-- Goal of the exercise --
Copy each line that contains the string "chuyển".

-- Recorded information --

┏━━

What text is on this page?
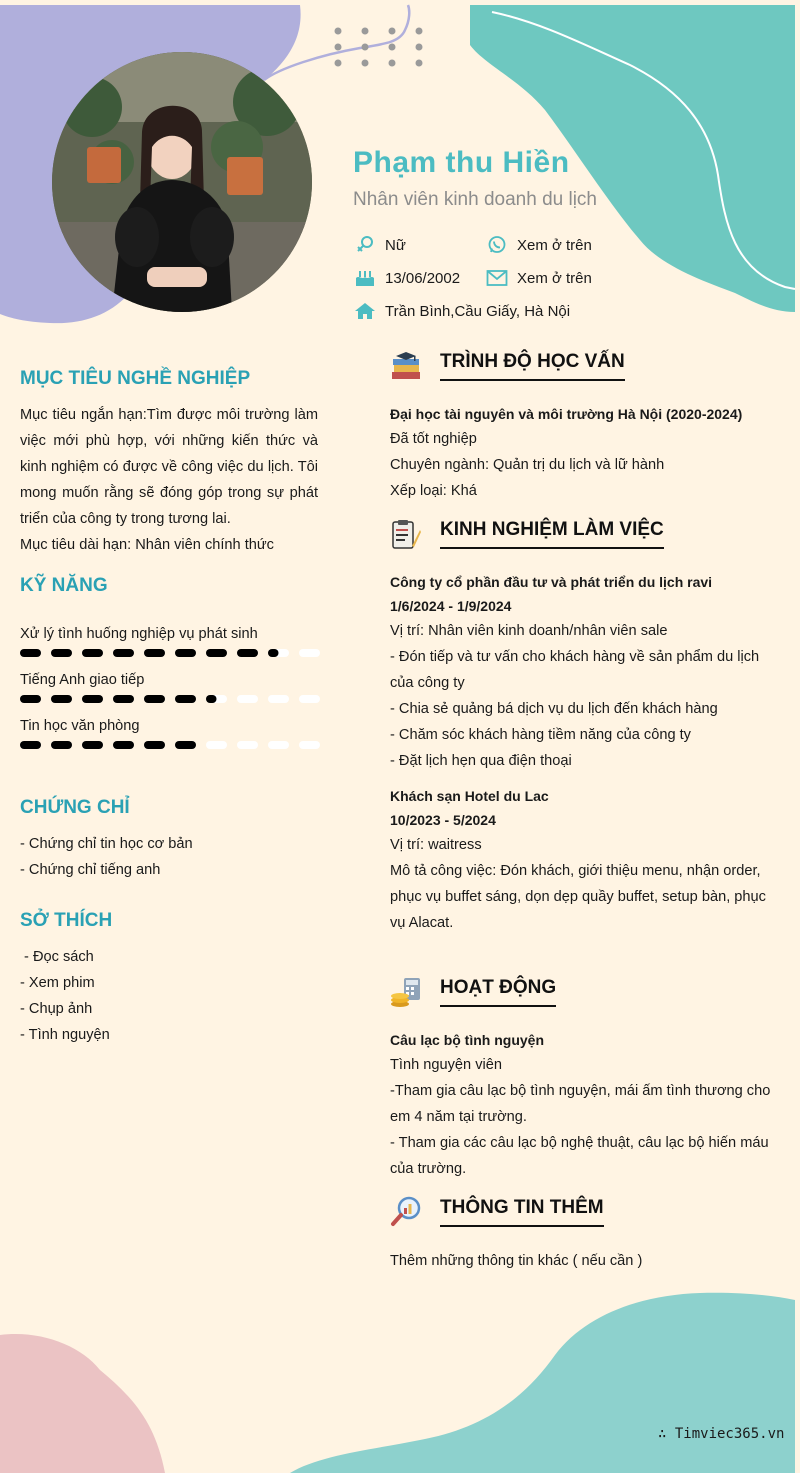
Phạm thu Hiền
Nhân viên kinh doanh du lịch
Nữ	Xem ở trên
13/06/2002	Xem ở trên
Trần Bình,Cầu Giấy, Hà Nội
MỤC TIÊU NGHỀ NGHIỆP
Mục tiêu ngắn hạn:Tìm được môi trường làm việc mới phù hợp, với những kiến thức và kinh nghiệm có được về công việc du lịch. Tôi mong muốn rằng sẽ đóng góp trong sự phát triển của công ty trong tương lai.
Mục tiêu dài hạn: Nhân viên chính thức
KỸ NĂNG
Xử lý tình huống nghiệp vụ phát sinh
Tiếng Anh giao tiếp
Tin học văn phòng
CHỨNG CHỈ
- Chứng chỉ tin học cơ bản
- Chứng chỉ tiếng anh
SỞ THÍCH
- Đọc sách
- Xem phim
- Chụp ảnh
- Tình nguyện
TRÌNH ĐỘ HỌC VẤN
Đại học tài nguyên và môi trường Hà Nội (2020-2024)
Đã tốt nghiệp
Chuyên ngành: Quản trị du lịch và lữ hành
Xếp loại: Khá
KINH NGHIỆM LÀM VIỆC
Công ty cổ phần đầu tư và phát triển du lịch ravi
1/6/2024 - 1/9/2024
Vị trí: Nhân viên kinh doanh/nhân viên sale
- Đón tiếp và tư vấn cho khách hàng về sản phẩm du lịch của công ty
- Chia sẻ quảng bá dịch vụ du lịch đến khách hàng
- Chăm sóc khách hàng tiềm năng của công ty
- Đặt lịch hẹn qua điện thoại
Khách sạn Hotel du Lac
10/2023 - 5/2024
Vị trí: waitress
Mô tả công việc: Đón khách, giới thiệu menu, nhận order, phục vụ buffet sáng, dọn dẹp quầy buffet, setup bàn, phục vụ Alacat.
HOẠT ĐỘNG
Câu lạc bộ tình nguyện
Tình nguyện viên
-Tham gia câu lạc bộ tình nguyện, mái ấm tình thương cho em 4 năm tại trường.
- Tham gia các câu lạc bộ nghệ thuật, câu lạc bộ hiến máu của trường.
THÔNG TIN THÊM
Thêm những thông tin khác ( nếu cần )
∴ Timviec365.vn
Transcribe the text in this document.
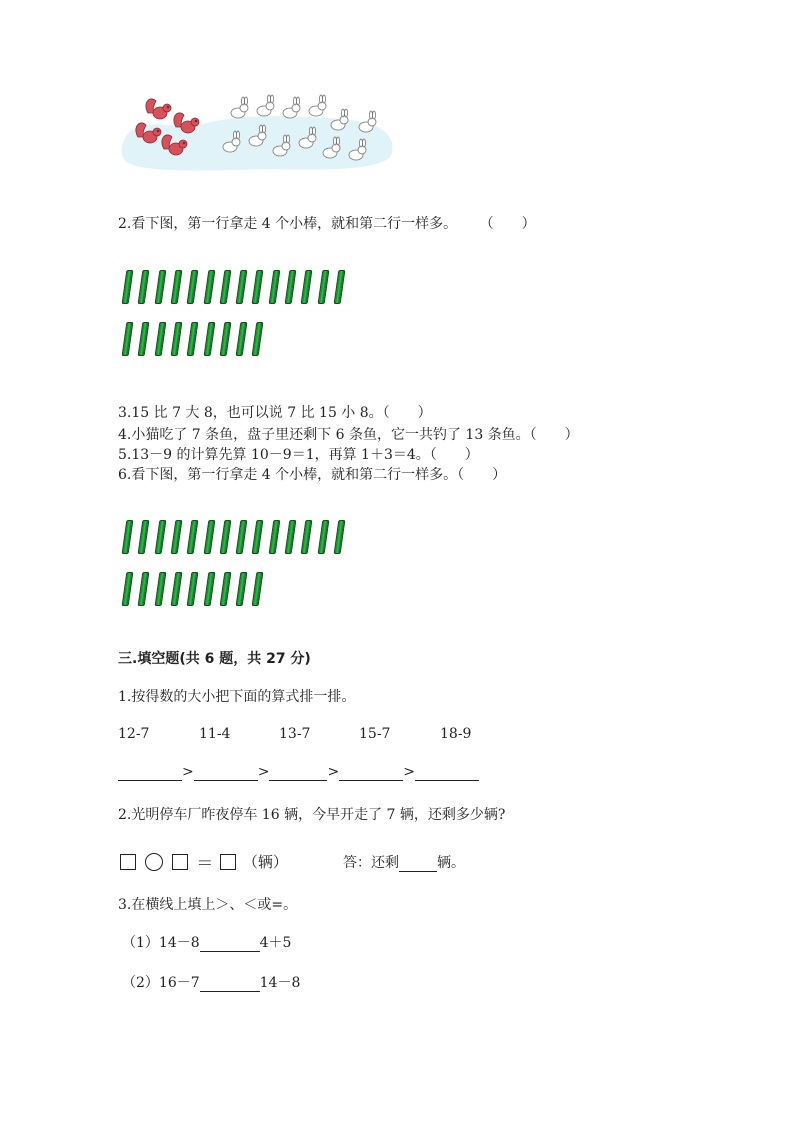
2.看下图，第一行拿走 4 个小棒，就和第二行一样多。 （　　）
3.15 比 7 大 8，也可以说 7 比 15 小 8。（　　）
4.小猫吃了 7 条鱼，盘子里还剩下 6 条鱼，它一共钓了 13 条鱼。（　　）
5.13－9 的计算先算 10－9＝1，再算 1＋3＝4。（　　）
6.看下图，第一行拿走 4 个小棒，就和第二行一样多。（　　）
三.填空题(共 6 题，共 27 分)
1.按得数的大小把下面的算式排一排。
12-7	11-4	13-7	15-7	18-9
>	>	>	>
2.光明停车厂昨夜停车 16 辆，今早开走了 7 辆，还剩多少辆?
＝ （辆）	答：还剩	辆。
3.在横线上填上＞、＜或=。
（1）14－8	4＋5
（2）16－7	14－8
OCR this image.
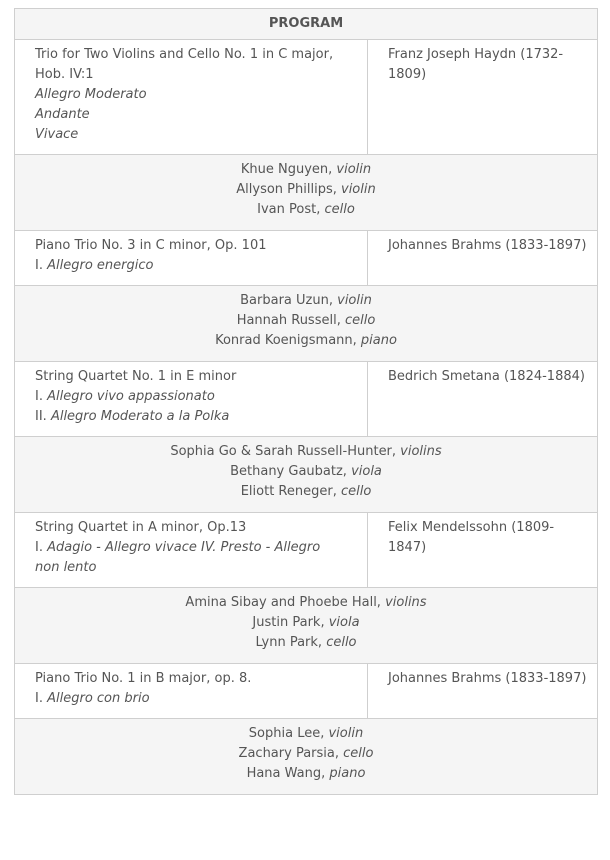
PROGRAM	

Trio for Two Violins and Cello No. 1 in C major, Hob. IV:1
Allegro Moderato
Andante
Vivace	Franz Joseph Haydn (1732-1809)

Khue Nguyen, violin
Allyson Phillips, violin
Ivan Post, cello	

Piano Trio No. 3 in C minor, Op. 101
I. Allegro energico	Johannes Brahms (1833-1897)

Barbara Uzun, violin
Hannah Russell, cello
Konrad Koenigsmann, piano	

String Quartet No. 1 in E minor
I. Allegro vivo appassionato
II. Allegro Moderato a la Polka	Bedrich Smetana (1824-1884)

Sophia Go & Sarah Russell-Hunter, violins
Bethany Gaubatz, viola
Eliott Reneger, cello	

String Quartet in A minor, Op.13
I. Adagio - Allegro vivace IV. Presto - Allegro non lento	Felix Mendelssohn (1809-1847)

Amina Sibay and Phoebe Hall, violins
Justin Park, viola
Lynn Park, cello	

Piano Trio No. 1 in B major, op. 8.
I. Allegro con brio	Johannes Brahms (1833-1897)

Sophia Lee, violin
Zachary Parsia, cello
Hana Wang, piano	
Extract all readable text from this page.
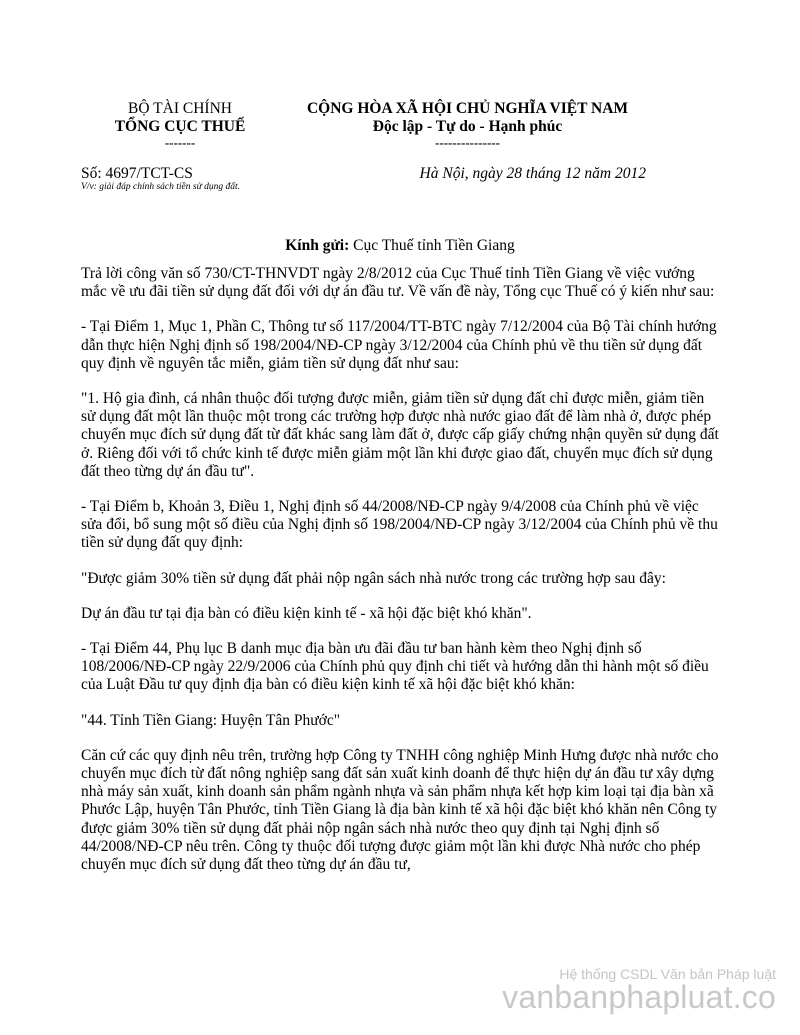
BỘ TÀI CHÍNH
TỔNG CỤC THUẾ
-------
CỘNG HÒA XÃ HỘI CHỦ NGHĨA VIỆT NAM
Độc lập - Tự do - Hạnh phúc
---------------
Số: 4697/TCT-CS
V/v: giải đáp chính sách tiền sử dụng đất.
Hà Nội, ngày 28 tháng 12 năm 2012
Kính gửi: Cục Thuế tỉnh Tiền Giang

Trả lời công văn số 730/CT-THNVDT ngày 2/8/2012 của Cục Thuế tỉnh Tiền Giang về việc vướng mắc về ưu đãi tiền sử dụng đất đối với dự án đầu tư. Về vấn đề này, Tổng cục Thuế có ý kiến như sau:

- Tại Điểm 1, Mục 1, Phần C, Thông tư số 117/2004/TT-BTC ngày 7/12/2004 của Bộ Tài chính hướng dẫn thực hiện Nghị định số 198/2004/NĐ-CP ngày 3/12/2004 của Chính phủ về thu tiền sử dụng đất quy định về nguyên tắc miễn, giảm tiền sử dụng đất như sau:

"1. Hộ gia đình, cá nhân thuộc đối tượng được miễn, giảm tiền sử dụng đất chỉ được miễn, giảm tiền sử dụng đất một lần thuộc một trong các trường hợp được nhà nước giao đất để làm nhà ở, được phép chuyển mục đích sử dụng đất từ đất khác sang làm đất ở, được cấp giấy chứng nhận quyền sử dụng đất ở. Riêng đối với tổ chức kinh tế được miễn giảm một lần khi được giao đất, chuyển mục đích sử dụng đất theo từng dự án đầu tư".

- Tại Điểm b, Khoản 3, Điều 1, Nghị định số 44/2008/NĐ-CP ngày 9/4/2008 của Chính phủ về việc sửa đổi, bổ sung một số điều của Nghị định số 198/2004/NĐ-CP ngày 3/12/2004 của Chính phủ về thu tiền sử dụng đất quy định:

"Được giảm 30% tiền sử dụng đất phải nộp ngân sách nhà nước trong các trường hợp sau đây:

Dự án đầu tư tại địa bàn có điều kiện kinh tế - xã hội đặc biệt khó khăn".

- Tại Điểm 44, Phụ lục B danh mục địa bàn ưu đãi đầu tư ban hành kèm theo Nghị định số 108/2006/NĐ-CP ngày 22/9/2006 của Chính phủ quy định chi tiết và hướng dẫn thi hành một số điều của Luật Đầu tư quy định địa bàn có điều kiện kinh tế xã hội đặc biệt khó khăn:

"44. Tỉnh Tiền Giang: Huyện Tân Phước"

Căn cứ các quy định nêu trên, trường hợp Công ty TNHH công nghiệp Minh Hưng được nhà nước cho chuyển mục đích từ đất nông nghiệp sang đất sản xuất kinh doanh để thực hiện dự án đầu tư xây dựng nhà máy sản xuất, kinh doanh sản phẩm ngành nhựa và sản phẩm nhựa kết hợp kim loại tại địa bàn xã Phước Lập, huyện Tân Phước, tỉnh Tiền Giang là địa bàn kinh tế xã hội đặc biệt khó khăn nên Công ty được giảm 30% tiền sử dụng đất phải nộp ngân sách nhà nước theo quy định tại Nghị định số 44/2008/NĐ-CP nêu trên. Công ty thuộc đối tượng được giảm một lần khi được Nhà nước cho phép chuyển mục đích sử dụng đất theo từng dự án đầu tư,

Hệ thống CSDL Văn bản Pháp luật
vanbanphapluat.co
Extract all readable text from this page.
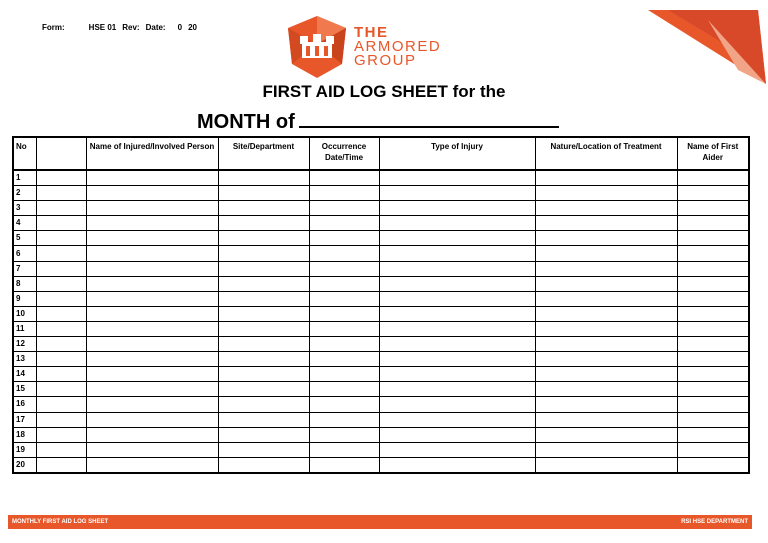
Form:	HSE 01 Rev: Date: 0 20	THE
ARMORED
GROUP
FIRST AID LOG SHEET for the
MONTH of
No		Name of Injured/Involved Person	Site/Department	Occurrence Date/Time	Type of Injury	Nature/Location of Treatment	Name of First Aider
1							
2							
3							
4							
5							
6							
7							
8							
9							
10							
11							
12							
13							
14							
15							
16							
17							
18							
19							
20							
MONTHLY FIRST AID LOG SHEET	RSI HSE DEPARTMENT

┗━━

-- Written response --
"1. Hộ gia đình, cá nhân thuộc đối tượng được miễn, giảm tiền sử dụng đất chỉ được miễn, giảm tiền sử dụng đất một lần thuộc một trong các trường hợp được nhà nước giao đất để làm nhà ở, được phép chuyển mục đích sử dụng đất từ đất khác sang làm đất ở, được cấp giấy chứng nhận quyền sử dụng đất ở. Riêng đối với tổ chức kinh tế được miễn giảm một lần khi được giao đất, chuyển mục đích sử dụng đất theo từng dự án đầu tư".
Căn cứ các quy định nêu trên, trường hợp Công ty TNHH công nghiệp Minh Hưng được nhà nước cho chuyển mục đích từ đất nông nghiệp sang đất sản xuất kinh doanh để thực hiện dự án đầu tư xây dựng nhà máy sản xuất, kinh doanh sản phẩm ngành nhựa và sản phẩm nhựa kết hợp kim loại tại địa bàn xã Phước Lập, huyện Tân Phước, tỉnh Tiền Giang là địa bàn kinh tế xã hội đặc biệt khó khăn nên Công ty được giảm 30% tiền sử dụng đất phải nộp ngân sách nhà nước theo quy định tại Nghị định số 44/2008/NĐ-CP nêu trên. Công ty thuộc đối tượng được giảm một lần khi được Nhà nước cho phép chuyển mục đích sử dụng đất theo từng dự án đầu tư,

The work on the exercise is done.